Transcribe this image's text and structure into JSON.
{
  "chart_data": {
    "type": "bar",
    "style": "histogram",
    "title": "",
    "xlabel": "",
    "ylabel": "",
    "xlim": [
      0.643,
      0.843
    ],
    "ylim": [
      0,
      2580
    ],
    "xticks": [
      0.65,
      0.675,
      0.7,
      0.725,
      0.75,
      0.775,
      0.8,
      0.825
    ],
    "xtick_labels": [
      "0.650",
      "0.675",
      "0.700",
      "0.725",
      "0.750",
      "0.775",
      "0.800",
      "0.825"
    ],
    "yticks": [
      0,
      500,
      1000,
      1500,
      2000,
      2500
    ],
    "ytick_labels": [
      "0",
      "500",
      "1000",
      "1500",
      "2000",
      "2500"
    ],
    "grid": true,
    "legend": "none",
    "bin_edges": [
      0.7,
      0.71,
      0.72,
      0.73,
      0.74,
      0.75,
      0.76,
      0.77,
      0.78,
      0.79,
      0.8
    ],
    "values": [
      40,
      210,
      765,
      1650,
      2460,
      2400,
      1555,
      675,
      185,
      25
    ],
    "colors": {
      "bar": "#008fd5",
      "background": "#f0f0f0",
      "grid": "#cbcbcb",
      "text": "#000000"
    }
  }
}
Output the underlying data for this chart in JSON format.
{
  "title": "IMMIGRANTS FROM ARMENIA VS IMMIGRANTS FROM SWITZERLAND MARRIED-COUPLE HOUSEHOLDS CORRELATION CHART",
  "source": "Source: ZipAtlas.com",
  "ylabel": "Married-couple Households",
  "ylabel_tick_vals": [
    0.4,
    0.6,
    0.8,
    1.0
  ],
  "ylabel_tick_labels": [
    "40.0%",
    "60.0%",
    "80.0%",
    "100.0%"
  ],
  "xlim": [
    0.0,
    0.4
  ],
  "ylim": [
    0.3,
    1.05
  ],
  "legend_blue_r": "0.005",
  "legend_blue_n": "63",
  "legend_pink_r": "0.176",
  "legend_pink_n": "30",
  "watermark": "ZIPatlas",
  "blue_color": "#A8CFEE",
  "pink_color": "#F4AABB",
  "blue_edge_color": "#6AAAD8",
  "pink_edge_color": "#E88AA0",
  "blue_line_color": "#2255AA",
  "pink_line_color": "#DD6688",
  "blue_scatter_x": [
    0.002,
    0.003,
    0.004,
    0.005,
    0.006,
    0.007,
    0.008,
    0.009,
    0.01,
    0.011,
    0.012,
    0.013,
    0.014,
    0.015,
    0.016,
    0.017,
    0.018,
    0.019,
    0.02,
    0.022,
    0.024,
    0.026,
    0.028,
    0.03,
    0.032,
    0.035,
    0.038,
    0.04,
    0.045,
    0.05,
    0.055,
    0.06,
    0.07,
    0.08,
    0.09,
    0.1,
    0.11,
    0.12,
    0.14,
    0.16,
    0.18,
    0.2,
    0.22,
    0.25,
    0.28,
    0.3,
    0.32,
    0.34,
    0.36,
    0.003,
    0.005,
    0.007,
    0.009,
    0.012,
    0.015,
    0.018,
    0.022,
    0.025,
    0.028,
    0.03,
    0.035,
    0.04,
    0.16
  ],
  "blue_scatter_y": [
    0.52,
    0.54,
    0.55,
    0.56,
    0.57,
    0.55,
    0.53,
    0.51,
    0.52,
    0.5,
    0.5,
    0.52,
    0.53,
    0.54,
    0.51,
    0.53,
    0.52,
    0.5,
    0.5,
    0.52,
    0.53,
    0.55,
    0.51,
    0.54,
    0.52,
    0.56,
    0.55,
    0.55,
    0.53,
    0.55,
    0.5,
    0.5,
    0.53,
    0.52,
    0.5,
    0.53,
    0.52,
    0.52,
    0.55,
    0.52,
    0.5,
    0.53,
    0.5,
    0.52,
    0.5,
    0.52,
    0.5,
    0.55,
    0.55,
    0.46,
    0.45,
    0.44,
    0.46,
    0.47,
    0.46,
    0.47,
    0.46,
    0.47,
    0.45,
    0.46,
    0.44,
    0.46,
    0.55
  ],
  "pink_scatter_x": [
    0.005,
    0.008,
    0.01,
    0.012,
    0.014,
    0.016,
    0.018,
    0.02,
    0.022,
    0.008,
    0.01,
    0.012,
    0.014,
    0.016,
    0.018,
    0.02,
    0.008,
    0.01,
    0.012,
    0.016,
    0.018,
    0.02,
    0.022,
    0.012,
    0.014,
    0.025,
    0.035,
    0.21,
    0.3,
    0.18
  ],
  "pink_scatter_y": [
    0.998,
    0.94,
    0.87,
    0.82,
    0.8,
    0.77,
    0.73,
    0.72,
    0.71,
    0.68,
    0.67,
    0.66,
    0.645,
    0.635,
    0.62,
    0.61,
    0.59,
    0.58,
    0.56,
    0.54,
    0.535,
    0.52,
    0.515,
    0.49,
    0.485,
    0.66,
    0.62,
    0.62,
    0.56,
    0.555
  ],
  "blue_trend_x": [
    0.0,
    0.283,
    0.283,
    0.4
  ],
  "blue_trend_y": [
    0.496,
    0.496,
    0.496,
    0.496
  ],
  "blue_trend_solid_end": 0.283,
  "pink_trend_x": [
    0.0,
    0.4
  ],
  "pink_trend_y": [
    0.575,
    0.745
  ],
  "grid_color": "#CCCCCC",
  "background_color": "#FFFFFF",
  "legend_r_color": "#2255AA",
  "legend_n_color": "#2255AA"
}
•••••
● Requirement
Return the material exactly as it stands.

● Solution
Transcribe this image's text and structure into JSON.
{
  "chart_data": {
    "type": "bar",
    "style": "histogram",
    "title": "",
    "xlabel": "",
    "ylabel": "",
    "xlim": [
      0.643,
      0.843
    ],
    "ylim": [
      0,
      2580
    ],
    "xticks": [
      0.65,
      0.675,
      0.7,
      0.725,
      0.75,
      0.775,
      0.8,
      0.825
    ],
    "xtick_labels": [
      "0.650",
      "0.675",
      "0.700",
      "0.725",
      "0.750",
      "0.775",
      "0.800",
      "0.825"
    ],
    "yticks": [
      0,
      500,
      1000,
      1500,
      2000,
      2500
    ],
    "ytick_labels": [
      "0",
      "500",
      "1000",
      "1500",
      "2000",
      "2500"
    ],
    "grid": true,
    "legend": "none",
    "bin_edges": [
      0.7,
      0.71,
      0.72,
      0.73,
      0.74,
      0.75,
      0.76,
      0.77,
      0.78,
      0.79,
      0.8
    ],
    "values": [
      40,
      210,
      765,
      1650,
      2460,
      2400,
      1555,
      675,
      185,
      25
    ],
    "colors": {
      "bar": "#008fd5",
      "background": "#f0f0f0",
      "grid": "#cbcbcb",
      "text": "#000000"
    }
  }
}
Output the underlying data for this chart in JSON format.
{
  "title": "IMMIGRANTS FROM ARMENIA VS IMMIGRANTS FROM SWITZERLAND MARRIED-COUPLE HOUSEHOLDS CORRELATION CHART",
  "source": "Source: ZipAtlas.com",
  "ylabel": "Married-couple Households",
  "ylabel_tick_vals": [
    0.4,
    0.6,
    0.8,
    1.0
  ],
  "ylabel_tick_labels": [
    "40.0%",
    "60.0%",
    "80.0%",
    "100.0%"
  ],
  "xlim": [
    0.0,
    0.4
  ],
  "ylim": [
    0.3,
    1.05
  ],
  "legend_blue_r": "0.005",
  "legend_blue_n": "63",
  "legend_pink_r": "0.176",
  "legend_pink_n": "30",
  "watermark": "ZIPatlas",
  "blue_color": "#A8CFEE",
  "pink_color": "#F4AABB",
  "blue_edge_color": "#6AAAD8",
  "pink_edge_color": "#E88AA0",
  "blue_line_color": "#2255AA",
  "pink_line_color": "#DD6688",
  "blue_scatter_x": [
    0.002,
    0.003,
    0.004,
    0.005,
    0.006,
    0.007,
    0.008,
    0.009,
    0.01,
    0.011,
    0.012,
    0.013,
    0.014,
    0.015,
    0.016,
    0.017,
    0.018,
    0.019,
    0.02,
    0.022,
    0.024,
    0.026,
    0.028,
    0.03,
    0.032,
    0.035,
    0.038,
    0.04,
    0.045,
    0.05,
    0.055,
    0.06,
    0.07,
    0.08,
    0.09,
    0.1,
    0.11,
    0.12,
    0.14,
    0.16,
    0.18,
    0.2,
    0.22,
    0.25,
    0.28,
    0.3,
    0.32,
    0.34,
    0.36,
    0.003,
    0.005,
    0.007,
    0.009,
    0.012,
    0.015,
    0.018,
    0.022,
    0.025,
    0.028,
    0.03,
    0.035,
    0.04,
    0.16
  ],
  "blue_scatter_y": [
    0.52,
    0.54,
    0.55,
    0.56,
    0.57,
    0.55,
    0.53,
    0.51,
    0.52,
    0.5,
    0.5,
    0.52,
    0.53,
    0.54,
    0.51,
    0.53,
    0.52,
    0.5,
    0.5,
    0.52,
    0.53,
    0.55,
    0.51,
    0.54,
    0.52,
    0.56,
    0.55,
    0.55,
    0.53,
    0.55,
    0.5,
    0.5,
    0.53,
    0.52,
    0.5,
    0.53,
    0.52,
    0.52,
    0.55,
    0.52,
    0.5,
    0.53,
    0.5,
    0.52,
    0.5,
    0.52,
    0.5,
    0.55,
    0.55,
    0.46,
    0.45,
    0.44,
    0.46,
    0.47,
    0.46,
    0.47,
    0.46,
    0.47,
    0.45,
    0.46,
    0.44,
    0.46,
    0.55
  ],
  "pink_scatter_x": [
    0.005,
    0.008,
    0.01,
    0.012,
    0.014,
    0.016,
    0.018,
    0.02,
    0.022,
    0.008,
    0.01,
    0.012,
    0.014,
    0.016,
    0.018,
    0.02,
    0.008,
    0.01,
    0.012,
    0.016,
    0.018,
    0.02,
    0.022,
    0.012,
    0.014,
    0.025,
    0.035,
    0.21,
    0.3,
    0.18
  ],
  "pink_scatter_y": [
    0.998,
    0.94,
    0.87,
    0.82,
    0.8,
    0.77,
    0.73,
    0.72,
    0.71,
    0.68,
    0.67,
    0.66,
    0.645,
    0.635,
    0.62,
    0.61,
    0.59,
    0.58,
    0.56,
    0.54,
    0.535,
    0.52,
    0.515,
    0.49,
    0.485,
    0.66,
    0.62,
    0.62,
    0.56,
    0.555
  ],
  "blue_trend_x": [
    0.0,
    0.283,
    0.283,
    0.4
  ],
  "blue_trend_y": [
    0.496,
    0.496,
    0.496,
    0.496
  ],
  "blue_trend_solid_end": 0.283,
  "pink_trend_x": [
    0.0,
    0.4
  ],
  "pink_trend_y": [
    0.575,
    0.745
  ],
  "grid_color": "#CCCCCC",
  "background_color": "#FFFFFF",
  "legend_r_color": "#2255AA",
  "legend_n_color": "#2255AA"
}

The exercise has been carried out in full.